Given request: Select all lines with the string "Expected" in them, and copy those lines.

=== Supplied material ===

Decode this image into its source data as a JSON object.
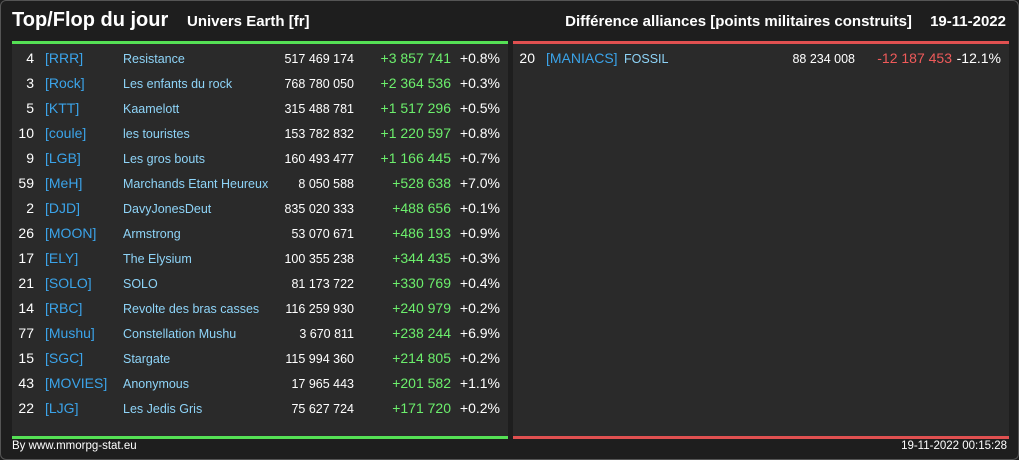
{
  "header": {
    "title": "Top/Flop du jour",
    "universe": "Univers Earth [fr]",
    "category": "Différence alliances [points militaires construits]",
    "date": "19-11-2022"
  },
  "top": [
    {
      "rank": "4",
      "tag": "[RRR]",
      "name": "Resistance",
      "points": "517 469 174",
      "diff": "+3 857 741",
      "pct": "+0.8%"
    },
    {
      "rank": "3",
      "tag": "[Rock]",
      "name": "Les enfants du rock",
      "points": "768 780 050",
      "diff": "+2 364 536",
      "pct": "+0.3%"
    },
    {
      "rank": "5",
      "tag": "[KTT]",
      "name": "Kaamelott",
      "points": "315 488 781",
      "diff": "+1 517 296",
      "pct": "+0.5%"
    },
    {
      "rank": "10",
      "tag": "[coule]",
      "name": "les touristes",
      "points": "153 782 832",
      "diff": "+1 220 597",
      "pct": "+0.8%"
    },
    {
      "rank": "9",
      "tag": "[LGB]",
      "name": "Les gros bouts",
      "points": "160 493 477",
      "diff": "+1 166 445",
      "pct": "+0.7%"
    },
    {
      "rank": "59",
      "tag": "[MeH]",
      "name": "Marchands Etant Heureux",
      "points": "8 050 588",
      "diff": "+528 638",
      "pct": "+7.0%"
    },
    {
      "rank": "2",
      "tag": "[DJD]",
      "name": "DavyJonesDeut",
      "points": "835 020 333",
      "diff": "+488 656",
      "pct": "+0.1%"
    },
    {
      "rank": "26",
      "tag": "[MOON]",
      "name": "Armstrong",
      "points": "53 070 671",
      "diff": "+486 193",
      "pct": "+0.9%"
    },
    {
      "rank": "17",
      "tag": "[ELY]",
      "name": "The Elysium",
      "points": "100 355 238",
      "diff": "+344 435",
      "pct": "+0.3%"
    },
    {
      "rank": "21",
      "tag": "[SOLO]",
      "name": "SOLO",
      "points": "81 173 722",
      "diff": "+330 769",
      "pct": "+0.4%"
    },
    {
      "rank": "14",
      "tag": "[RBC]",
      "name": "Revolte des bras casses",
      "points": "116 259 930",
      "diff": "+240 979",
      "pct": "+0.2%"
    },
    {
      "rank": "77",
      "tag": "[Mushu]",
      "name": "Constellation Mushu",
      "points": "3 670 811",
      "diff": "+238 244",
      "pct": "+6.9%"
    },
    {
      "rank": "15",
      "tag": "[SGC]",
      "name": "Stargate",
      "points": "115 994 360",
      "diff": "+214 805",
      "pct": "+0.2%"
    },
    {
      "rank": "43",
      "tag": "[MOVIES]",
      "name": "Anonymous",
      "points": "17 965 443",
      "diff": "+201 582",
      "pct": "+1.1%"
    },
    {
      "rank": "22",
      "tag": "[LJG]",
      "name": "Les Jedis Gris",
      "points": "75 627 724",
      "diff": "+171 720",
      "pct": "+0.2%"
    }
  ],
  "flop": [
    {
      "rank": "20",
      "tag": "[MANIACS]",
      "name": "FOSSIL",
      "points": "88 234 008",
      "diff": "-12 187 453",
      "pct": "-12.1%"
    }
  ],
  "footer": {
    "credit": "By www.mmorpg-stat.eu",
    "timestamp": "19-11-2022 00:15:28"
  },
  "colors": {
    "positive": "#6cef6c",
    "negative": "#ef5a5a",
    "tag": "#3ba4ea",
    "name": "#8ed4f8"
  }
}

===
=== Supplied material ===

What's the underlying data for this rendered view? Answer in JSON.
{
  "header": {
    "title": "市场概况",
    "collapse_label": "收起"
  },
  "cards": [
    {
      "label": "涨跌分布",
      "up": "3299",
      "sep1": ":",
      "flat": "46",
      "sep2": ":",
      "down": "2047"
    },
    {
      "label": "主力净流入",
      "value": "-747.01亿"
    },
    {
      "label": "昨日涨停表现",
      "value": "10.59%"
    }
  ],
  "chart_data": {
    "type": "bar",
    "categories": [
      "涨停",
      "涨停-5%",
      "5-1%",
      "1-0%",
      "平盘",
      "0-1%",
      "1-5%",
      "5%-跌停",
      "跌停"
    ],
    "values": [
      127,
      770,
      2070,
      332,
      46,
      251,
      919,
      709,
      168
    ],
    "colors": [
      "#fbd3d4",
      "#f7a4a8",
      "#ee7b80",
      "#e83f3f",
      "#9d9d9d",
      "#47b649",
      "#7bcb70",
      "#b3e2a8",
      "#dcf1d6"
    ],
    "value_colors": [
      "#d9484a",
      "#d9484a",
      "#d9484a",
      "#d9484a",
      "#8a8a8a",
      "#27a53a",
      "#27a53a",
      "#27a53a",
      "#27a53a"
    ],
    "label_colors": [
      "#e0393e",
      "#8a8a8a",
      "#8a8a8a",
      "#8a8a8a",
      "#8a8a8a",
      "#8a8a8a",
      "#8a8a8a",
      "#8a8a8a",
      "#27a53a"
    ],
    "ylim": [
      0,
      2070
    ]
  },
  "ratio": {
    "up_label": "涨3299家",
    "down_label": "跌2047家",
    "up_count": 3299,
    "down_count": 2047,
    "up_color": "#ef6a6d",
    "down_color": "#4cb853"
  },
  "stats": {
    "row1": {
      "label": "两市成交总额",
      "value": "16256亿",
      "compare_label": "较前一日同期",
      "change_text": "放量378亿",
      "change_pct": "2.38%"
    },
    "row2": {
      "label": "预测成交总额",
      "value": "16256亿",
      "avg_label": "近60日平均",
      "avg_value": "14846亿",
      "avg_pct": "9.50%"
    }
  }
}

===
=== Supplied material ===

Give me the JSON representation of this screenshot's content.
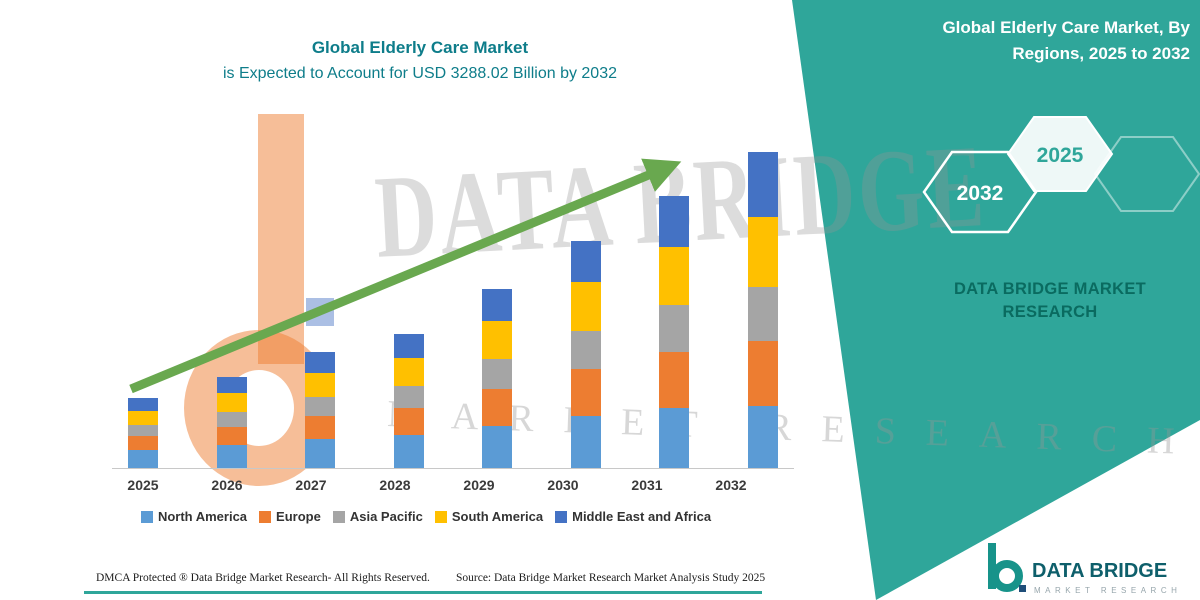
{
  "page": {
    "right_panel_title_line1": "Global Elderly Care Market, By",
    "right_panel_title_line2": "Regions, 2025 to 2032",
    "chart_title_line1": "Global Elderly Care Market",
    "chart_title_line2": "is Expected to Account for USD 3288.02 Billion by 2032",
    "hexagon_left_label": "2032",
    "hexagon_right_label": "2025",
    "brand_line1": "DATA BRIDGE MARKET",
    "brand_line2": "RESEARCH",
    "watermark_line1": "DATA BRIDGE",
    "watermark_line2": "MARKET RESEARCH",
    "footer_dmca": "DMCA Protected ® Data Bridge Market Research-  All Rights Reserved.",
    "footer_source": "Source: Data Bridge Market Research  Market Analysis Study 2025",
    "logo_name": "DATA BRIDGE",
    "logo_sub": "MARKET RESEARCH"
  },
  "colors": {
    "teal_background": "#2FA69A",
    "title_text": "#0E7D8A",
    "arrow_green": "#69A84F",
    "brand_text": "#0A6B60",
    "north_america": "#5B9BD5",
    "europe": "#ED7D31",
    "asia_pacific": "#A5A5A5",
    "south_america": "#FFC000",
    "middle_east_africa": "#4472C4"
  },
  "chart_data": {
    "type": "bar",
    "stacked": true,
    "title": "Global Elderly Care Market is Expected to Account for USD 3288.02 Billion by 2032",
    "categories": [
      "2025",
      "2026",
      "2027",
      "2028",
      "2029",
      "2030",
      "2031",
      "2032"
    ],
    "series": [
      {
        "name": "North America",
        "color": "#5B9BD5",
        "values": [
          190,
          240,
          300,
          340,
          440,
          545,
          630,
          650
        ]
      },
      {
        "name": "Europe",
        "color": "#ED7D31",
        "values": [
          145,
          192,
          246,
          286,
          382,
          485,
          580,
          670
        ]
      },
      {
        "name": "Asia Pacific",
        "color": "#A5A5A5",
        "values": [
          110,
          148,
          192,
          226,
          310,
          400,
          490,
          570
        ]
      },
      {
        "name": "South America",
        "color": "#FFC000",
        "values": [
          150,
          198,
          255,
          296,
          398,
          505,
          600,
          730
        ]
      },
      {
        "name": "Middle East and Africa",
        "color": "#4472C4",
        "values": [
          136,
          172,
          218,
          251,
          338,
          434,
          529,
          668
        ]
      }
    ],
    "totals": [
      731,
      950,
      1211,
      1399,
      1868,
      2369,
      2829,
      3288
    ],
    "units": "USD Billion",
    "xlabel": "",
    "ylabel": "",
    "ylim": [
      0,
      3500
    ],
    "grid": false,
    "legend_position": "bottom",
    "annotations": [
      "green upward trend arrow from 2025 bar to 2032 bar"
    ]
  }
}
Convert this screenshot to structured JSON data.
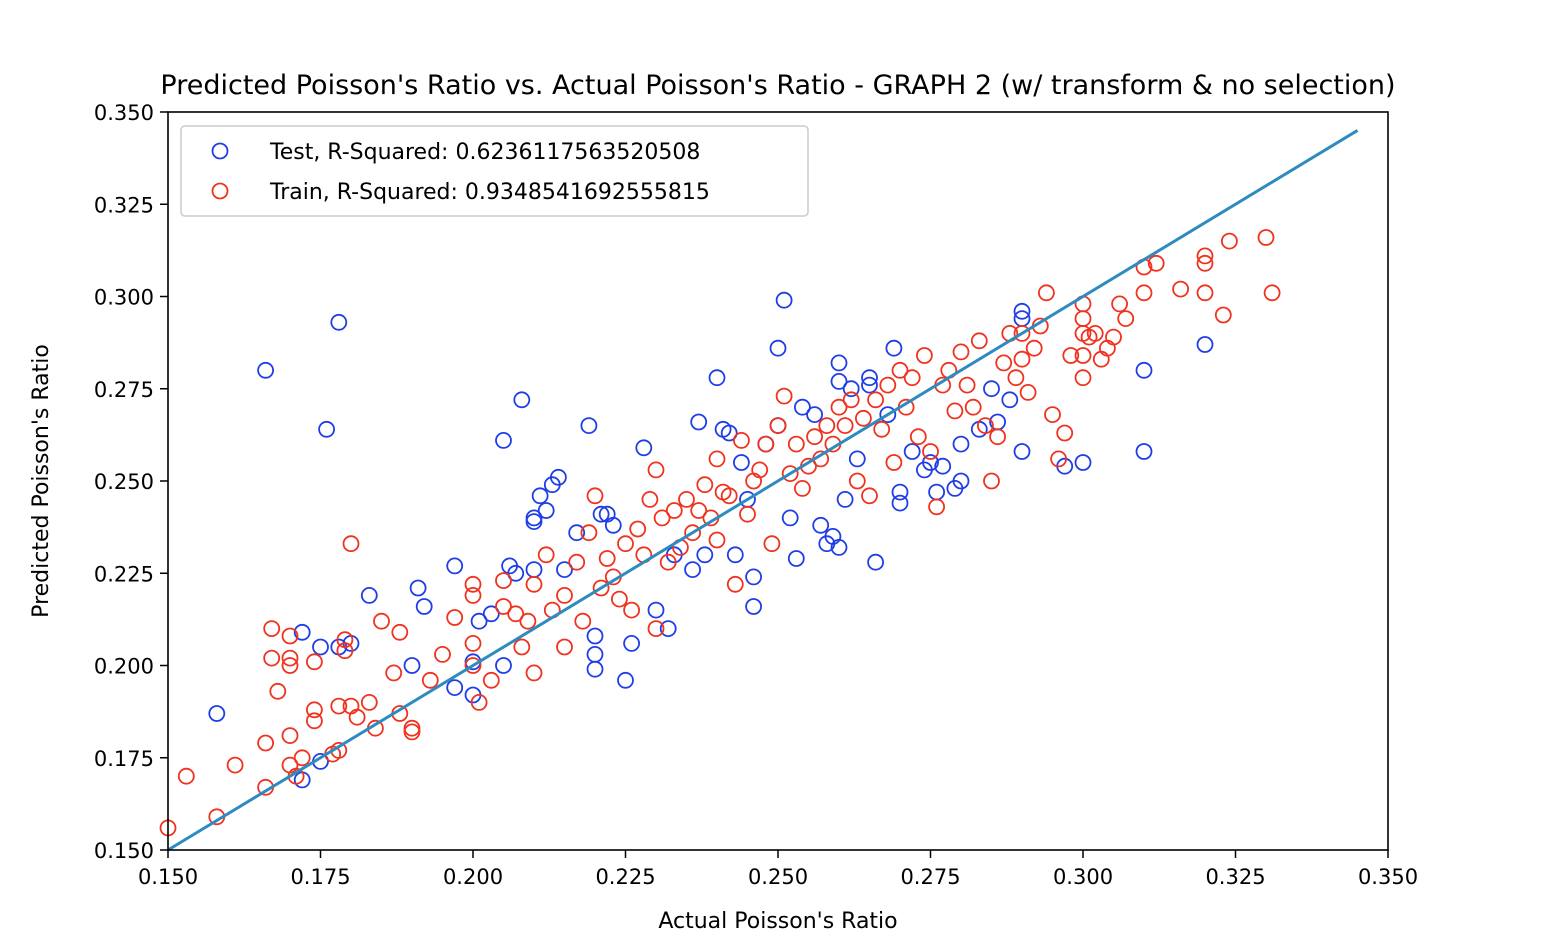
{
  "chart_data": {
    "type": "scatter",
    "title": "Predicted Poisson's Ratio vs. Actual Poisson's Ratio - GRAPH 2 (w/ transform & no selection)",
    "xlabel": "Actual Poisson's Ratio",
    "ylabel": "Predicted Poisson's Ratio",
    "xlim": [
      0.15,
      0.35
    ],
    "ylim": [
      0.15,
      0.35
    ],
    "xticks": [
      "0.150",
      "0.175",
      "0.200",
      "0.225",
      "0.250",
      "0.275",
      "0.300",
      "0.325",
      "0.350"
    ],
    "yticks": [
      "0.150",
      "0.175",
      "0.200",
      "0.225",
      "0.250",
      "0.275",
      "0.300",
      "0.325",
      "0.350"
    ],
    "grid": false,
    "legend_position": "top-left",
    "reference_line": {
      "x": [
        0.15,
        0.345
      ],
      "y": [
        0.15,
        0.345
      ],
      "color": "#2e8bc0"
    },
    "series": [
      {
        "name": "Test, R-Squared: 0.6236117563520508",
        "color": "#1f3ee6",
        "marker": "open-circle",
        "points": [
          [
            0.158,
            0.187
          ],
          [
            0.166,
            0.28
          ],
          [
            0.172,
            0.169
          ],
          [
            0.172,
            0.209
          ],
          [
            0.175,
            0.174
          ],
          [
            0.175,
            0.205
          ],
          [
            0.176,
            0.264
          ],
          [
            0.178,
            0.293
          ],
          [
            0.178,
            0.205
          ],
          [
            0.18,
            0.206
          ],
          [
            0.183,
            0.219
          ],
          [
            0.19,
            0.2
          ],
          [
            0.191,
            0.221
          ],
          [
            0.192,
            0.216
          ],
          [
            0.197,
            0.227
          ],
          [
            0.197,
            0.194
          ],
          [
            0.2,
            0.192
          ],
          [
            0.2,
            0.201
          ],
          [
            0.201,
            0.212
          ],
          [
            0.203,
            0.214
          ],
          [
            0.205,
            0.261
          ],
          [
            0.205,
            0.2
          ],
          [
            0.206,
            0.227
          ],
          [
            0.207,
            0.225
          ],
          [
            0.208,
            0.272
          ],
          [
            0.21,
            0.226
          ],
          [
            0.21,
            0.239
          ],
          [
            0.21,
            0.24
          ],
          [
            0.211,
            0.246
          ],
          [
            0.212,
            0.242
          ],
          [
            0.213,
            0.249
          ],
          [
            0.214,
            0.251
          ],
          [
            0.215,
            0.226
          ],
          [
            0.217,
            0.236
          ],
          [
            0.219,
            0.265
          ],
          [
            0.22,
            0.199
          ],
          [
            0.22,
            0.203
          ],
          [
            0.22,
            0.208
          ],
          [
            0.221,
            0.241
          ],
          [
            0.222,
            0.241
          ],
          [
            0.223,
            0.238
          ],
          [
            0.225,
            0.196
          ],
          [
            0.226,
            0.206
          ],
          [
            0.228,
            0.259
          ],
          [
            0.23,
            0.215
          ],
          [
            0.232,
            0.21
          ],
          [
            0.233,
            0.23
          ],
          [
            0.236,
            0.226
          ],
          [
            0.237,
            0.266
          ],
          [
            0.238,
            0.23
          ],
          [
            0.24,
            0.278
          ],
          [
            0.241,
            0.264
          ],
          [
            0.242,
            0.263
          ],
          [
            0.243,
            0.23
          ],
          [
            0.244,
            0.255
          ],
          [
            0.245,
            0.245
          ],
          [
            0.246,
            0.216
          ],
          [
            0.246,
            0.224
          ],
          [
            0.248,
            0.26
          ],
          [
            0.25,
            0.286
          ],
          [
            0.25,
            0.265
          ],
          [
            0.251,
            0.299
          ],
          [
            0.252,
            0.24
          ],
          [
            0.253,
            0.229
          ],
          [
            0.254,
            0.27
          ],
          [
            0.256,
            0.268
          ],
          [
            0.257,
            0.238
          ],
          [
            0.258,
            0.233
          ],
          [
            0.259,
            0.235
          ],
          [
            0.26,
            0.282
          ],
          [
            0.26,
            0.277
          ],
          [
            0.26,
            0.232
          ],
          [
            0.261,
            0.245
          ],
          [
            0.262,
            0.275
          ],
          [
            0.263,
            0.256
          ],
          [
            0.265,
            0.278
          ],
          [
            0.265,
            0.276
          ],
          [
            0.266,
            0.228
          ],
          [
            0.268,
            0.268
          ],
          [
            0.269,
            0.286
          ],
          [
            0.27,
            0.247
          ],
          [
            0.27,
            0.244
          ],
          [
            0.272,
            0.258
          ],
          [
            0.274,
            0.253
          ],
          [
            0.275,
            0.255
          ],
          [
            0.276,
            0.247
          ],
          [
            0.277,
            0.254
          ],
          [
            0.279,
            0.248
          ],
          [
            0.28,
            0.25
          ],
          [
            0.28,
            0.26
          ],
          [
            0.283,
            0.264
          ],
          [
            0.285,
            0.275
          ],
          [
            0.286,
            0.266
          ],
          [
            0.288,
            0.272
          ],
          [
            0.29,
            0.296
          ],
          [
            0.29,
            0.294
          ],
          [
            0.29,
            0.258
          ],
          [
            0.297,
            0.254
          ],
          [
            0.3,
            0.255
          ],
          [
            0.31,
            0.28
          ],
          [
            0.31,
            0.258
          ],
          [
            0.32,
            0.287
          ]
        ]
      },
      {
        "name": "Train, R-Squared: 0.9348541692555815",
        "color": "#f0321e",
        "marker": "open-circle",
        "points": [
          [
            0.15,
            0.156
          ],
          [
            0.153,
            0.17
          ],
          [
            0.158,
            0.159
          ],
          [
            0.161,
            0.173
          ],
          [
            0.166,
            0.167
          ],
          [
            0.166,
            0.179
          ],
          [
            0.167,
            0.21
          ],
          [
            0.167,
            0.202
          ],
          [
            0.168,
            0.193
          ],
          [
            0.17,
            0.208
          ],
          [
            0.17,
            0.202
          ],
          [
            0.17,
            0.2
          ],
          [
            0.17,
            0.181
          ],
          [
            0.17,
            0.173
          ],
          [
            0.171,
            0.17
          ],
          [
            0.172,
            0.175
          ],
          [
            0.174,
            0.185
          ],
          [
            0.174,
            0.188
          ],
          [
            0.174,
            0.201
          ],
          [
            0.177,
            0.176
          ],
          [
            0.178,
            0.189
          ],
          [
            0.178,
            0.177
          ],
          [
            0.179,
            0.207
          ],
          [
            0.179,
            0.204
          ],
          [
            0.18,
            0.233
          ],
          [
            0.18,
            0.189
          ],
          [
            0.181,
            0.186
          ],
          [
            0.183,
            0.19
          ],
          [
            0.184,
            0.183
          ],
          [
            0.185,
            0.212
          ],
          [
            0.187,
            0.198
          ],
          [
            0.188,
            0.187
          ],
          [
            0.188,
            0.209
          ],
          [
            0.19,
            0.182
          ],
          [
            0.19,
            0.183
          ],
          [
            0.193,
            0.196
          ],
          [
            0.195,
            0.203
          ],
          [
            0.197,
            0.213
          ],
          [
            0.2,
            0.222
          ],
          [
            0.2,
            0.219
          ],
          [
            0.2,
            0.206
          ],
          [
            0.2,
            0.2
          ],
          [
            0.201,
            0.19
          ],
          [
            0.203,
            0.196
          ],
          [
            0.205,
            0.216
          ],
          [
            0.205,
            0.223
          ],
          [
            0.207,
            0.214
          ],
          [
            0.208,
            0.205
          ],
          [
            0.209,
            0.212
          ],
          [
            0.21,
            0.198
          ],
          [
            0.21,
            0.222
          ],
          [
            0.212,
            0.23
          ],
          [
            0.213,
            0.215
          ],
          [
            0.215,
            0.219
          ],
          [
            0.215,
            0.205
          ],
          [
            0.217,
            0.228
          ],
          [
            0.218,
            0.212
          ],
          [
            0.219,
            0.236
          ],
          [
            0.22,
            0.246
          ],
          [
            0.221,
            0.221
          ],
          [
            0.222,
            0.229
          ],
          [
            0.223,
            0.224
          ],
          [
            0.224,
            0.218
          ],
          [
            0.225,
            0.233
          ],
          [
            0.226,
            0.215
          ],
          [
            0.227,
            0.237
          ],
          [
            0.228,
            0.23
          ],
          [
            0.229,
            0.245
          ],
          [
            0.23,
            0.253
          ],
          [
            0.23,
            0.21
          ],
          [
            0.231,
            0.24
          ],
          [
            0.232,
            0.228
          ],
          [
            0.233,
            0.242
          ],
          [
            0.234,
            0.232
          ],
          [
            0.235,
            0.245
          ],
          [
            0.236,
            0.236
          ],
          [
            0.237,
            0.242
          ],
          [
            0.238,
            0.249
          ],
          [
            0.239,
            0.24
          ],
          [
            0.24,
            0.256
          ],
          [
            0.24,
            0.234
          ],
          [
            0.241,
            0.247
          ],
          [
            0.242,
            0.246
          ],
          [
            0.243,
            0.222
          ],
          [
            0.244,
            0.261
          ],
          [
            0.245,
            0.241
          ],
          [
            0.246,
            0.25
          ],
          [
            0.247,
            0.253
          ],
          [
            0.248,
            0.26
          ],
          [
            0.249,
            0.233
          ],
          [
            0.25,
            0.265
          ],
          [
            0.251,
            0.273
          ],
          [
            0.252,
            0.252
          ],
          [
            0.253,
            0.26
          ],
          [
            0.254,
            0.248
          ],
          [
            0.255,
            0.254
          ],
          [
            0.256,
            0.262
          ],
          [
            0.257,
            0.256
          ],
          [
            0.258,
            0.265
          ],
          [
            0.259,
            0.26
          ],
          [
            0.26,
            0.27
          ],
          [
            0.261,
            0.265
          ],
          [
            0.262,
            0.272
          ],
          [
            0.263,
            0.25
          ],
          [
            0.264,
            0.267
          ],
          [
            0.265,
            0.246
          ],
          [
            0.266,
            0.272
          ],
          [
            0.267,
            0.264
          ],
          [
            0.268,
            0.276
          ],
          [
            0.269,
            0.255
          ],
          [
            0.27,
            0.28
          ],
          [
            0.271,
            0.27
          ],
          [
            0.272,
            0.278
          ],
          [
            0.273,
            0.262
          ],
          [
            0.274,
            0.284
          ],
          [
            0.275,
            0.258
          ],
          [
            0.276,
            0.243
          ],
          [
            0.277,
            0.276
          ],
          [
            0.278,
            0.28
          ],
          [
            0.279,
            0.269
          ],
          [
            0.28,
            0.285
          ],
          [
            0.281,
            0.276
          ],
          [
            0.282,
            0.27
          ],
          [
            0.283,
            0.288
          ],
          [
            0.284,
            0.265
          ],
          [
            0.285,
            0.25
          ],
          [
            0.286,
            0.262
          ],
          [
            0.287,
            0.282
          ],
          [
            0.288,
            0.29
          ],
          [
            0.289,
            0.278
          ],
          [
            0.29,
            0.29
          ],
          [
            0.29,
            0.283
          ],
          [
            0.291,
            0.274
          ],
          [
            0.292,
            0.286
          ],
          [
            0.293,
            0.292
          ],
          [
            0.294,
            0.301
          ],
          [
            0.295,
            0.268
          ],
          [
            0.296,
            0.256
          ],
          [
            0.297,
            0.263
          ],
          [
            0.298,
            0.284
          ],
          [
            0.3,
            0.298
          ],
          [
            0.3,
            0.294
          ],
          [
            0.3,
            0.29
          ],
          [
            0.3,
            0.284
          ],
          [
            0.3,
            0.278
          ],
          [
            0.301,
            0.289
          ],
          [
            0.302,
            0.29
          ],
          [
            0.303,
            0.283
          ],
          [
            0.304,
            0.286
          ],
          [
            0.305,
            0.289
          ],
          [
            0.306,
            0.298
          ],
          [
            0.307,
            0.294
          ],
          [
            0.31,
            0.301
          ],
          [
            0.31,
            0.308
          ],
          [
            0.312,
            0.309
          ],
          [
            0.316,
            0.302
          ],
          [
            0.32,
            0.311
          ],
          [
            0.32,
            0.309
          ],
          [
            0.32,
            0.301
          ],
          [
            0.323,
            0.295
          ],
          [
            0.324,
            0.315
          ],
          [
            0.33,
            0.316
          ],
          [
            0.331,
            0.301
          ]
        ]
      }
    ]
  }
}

===

Solved exercise:
    "chart_title_line2": "is Expected to Account for USD 3288.02 Billion by 2032",
    "title": "Global Elderly Care Market is Expected to Account for USD 3288.02 Billion by 2032",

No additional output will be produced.